### Your instructions
Reproduce every one of the lines below word for word, from the first to the last.

....................

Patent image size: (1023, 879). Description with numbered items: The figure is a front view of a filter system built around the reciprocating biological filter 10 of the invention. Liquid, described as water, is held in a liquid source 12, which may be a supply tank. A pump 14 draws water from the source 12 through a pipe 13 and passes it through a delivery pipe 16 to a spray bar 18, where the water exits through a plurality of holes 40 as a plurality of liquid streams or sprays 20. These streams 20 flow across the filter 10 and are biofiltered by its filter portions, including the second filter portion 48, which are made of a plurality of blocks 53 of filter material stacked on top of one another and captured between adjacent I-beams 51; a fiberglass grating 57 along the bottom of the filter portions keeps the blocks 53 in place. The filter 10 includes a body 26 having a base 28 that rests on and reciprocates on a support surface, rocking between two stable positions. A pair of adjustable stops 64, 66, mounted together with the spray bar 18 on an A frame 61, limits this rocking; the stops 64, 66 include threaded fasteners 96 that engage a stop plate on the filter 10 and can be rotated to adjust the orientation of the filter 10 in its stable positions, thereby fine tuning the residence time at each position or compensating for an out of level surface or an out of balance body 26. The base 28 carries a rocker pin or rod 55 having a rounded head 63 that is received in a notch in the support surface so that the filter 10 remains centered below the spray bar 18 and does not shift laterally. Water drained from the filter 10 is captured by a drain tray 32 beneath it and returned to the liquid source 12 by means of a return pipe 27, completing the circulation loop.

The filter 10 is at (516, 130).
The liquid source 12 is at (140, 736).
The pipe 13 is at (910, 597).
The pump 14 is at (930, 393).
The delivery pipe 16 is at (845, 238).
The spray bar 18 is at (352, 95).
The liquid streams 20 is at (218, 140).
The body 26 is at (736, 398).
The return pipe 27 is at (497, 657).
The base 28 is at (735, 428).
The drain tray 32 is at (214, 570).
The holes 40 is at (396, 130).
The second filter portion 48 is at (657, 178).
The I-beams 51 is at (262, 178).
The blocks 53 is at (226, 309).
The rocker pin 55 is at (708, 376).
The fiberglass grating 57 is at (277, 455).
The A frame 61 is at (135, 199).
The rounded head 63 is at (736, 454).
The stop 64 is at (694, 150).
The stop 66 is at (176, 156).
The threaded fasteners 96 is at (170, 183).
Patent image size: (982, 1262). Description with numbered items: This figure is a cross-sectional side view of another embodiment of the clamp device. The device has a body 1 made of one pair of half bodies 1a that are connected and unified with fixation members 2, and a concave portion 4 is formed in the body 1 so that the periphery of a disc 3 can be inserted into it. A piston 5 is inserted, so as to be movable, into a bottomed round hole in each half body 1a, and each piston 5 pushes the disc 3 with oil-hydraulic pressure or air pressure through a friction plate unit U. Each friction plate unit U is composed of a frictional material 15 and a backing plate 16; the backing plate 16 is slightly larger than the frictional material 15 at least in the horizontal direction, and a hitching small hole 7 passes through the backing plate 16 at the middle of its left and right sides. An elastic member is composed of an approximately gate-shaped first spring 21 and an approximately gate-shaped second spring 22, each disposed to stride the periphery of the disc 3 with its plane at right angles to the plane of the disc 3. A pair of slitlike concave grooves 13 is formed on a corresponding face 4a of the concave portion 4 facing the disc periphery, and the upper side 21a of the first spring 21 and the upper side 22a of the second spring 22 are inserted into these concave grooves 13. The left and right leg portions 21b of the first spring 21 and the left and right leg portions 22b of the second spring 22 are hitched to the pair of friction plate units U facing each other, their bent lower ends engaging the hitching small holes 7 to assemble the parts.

....................

### Solved exercise
Patent image size: (1023, 879). Description with numbered items: The figure is a front view of a filter system built around the reciprocating biological filter 10 of the invention. Liquid, described as water, is held in a liquid source 12, which may be a supply tank. A pump 14 draws water from the source 12 through a pipe 13 and passes it through a delivery pipe 16 to a spray bar 18, where the water exits through a plurality of holes 40 as a plurality of liquid streams or sprays 20. These streams 20 flow across the filter 10 and are biofiltered by its filter portions, including the second filter portion 48, which are made of a plurality of blocks 53 of filter material stacked on top of one another and captured between adjacent I-beams 51; a fiberglass grating 57 along the bottom of the filter portions keeps the blocks 53 in place. The filter 10 includes a body 26 having a base 28 that rests on and reciprocates on a support surface, rocking between two stable positions. A pair of adjustable stops 64, 66, mounted together with the spray bar 18 on an A frame 61, limits this rocking; the stops 64, 66 include threaded fasteners 96 that engage a stop plate on the filter 10 and can be rotated to adjust the orientation of the filter 10 in its stable positions, thereby fine tuning the residence time at each position or compensating for an out of level surface or an out of balance body 26. The base 28 carries a rocker pin or rod 55 having a rounded head 63 that is received in a notch in the support surface so that the filter 10 remains centered below the spray bar 18 and does not shift laterally. Water drained from the filter 10 is captured by a drain tray 32 beneath it and returned to the liquid source 12 by means of a return pipe 27, completing the circulation loop.

The filter 10 is at (516, 130).
The liquid source 12 is at (140, 736).
The pipe 13 is at (910, 597).
The pump 14 is at (930, 393).
The delivery pipe 16 is at (845, 238).
The spray bar 18 is at (352, 95).
The liquid streams 20 is at (218, 140).
The body 26 is at (736, 398).
The return pipe 27 is at (497, 657).
The base 28 is at (735, 428).
The drain tray 32 is at (214, 570).
The holes 40 is at (396, 130).
The second filter portion 48 is at (657, 178).
The I-beams 51 is at (262, 178).
The blocks 53 is at (226, 309).
The rocker pin 55 is at (708, 376).
The fiberglass grating 57 is at (277, 455).
The A frame 61 is at (135, 199).
The rounded head 63 is at (736, 454).
The stop 64 is at (694, 150).
The stop 66 is at (176, 156).
The threaded fasteners 96 is at (170, 183).
Patent image size: (982, 1262). Description with numbered items: This figure is a cross-sectional side view of another embodiment of the clamp device. The device has a body 1 made of one pair of half bodies 1a that are connected and unified with fixation members 2, and a concave portion 4 is formed in the body 1 so that the periphery of a disc 3 can be inserted into it. A piston 5 is inserted, so as to be movable, into a bottomed round hole in each half body 1a, and each piston 5 pushes the disc 3 with oil-hydraulic pressure or air pressure through a friction plate unit U. Each friction plate unit U is composed of a frictional material 15 and a backing plate 16; the backing plate 16 is slightly larger than the frictional material 15 at least in the horizontal direction, and a hitching small hole 7 passes through the backing plate 16 at the middle of its left and right sides. An elastic member is composed of an approximately gate-shaped first spring 21 and an approximately gate-shaped second spring 22, each disposed to stride the periphery of the disc 3 with its plane at right angles to the plane of the disc 3. A pair of slitlike concave grooves 13 is formed on a corresponding face 4a of the concave portion 4 facing the disc periphery, and the upper side 21a of the first spring 21 and the upper side 22a of the second spring 22 are inserted into these concave grooves 13. The left and right leg portions 21b of the first spring 21 and the left and right leg portions 22b of the second spring 22 are hitched to the pair of friction plate units U facing each other, their bent lower ends engaging the hitching small holes 7 to assemble the parts.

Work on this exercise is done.